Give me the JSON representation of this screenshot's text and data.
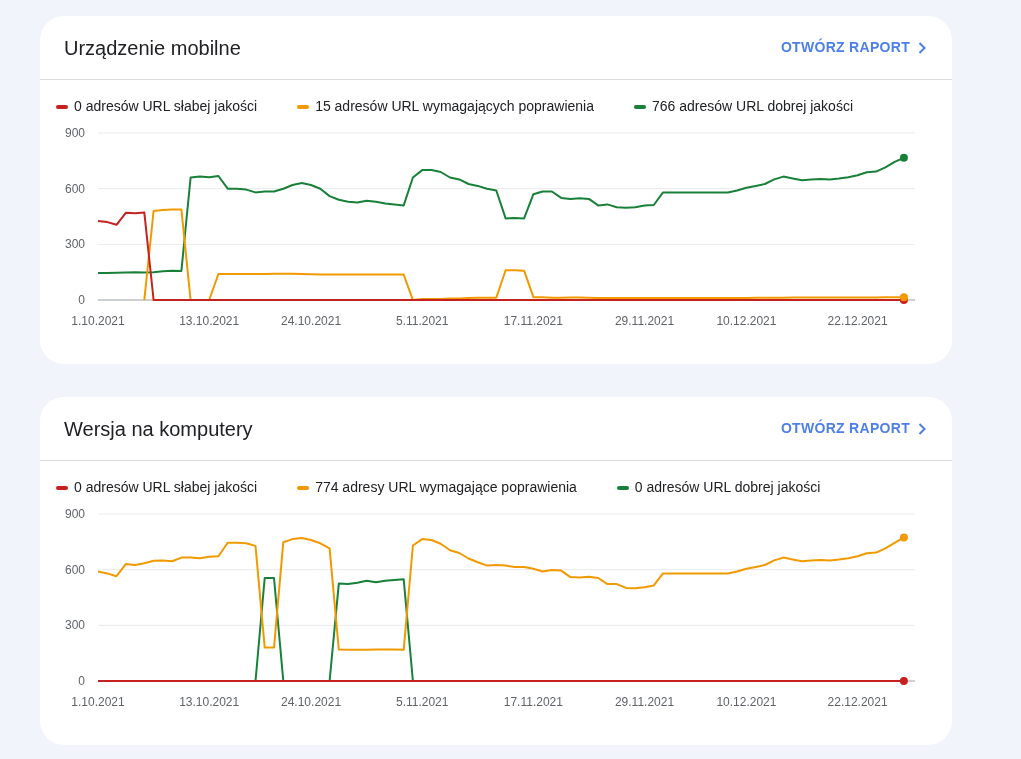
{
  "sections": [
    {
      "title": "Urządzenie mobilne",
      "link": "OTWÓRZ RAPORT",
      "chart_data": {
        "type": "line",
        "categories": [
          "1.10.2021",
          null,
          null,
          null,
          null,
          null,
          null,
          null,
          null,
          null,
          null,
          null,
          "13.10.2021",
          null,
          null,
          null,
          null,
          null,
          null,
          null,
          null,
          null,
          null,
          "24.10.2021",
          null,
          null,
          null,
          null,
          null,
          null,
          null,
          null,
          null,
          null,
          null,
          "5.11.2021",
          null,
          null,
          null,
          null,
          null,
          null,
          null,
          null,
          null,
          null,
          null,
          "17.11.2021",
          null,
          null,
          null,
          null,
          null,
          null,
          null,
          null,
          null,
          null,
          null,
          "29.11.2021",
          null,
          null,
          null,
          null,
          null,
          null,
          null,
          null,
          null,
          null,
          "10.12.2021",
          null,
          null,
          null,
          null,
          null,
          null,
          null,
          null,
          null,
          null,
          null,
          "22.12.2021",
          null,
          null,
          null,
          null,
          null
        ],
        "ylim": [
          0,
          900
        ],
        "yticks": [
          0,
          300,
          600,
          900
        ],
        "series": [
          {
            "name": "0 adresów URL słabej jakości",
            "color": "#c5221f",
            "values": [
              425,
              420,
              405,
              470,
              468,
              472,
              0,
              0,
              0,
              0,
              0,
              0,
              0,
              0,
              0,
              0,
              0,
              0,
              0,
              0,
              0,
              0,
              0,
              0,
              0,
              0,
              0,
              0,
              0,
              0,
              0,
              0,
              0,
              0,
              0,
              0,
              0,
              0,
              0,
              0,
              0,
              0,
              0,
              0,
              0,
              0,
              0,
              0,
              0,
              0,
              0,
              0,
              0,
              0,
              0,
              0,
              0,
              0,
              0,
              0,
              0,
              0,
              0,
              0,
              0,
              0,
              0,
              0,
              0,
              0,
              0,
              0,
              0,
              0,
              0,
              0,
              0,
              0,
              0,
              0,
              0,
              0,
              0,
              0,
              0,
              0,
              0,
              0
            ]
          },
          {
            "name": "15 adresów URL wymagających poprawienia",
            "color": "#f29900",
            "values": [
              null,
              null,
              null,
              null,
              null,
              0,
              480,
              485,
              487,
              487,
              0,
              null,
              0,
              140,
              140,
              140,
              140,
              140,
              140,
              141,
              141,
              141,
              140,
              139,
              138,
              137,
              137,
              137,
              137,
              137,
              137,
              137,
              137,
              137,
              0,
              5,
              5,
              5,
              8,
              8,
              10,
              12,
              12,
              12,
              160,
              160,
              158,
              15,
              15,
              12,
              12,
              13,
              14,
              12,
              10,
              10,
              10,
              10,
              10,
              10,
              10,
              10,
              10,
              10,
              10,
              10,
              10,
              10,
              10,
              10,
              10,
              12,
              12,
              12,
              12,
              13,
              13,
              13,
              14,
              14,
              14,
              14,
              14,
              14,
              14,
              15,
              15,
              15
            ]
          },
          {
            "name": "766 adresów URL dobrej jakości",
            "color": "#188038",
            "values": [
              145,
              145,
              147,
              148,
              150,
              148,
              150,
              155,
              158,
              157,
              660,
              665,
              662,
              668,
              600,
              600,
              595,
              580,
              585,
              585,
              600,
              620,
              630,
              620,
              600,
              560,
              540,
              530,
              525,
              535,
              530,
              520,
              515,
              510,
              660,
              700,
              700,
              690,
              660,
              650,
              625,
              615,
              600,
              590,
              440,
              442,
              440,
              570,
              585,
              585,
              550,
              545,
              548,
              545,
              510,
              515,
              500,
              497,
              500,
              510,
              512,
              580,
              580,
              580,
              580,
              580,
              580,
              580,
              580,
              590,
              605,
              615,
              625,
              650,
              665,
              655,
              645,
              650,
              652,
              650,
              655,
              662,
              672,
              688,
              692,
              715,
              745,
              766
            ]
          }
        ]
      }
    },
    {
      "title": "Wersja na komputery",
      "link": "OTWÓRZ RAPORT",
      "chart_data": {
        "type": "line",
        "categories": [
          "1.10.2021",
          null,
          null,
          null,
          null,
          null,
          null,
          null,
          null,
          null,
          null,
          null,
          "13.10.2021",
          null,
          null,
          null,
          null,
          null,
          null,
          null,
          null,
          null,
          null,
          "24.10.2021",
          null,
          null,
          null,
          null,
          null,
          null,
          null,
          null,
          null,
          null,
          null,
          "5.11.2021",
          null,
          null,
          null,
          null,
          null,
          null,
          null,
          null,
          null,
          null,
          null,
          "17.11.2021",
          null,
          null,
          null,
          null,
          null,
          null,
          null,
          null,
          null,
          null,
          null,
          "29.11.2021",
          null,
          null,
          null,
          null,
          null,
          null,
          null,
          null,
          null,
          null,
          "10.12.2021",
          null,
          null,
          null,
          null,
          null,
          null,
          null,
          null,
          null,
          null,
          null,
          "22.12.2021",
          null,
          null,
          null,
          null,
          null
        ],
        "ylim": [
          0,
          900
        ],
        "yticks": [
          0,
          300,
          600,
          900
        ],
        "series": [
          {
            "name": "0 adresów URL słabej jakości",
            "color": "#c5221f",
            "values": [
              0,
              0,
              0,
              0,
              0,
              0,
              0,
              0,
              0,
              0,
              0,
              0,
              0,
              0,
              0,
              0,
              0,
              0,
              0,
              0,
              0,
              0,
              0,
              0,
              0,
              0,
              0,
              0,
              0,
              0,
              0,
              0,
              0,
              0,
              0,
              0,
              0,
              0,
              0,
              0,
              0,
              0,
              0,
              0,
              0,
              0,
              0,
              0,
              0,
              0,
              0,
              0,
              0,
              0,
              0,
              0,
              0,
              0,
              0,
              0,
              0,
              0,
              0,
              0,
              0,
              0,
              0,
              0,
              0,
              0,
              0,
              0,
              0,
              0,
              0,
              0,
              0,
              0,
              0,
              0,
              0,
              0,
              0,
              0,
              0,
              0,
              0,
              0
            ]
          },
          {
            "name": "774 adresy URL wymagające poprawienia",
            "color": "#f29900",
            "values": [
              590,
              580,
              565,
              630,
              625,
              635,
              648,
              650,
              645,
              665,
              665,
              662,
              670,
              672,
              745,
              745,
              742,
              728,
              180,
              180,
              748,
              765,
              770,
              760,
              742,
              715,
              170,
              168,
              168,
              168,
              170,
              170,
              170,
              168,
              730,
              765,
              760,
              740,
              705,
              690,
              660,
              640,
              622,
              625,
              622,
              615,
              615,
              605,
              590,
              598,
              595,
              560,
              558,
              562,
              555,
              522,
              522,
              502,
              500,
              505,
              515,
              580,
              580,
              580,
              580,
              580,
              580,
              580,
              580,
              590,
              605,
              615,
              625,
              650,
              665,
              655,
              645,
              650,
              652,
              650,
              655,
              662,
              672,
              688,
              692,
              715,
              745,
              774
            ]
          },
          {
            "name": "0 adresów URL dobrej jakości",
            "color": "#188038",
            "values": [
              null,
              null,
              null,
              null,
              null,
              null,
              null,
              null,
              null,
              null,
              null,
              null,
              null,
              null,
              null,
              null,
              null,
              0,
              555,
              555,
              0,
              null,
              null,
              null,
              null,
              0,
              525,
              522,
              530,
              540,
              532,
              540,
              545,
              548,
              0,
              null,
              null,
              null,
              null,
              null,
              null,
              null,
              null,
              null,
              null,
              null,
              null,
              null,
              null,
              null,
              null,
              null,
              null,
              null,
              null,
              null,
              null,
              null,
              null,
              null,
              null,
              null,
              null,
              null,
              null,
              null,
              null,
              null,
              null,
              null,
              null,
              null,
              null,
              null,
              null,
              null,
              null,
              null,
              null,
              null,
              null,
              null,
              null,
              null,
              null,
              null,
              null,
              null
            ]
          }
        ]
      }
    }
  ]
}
------------
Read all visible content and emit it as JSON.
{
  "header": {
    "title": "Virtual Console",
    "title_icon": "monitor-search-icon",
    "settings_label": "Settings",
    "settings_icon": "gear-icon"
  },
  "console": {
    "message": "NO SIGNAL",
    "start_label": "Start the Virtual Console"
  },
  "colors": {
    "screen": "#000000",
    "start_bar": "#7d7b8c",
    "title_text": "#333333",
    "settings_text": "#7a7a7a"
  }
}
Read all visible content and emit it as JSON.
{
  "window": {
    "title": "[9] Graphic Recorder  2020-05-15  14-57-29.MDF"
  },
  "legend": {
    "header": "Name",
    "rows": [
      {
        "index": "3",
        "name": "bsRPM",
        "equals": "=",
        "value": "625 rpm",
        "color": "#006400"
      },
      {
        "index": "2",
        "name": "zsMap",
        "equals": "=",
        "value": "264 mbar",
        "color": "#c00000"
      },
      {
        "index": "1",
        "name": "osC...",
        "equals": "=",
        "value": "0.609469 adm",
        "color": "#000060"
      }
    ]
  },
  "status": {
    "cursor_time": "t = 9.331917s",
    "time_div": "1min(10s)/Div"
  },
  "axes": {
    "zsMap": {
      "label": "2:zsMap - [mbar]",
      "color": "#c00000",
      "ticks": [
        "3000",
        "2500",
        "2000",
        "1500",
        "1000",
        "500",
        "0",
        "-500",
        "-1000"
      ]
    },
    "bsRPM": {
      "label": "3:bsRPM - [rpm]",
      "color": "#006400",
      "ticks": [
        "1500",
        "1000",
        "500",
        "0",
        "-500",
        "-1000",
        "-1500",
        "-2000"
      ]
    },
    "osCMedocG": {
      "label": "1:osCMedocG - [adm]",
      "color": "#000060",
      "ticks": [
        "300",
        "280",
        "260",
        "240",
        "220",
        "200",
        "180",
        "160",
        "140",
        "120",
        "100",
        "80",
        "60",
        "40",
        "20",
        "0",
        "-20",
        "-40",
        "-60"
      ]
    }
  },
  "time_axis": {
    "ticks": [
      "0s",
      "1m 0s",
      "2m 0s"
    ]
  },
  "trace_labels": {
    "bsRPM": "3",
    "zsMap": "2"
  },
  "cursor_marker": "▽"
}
------------
*What this task involves:* Report each line of the material above where the word "jakości" appears.

*Written reply:*
            "name": "0 adresów URL słabej jakości",
            "name": "766 adresów URL dobrej jakości",
            "name": "0 adresów URL słabej jakości",
            "name": "0 adresów URL dobrej jakości",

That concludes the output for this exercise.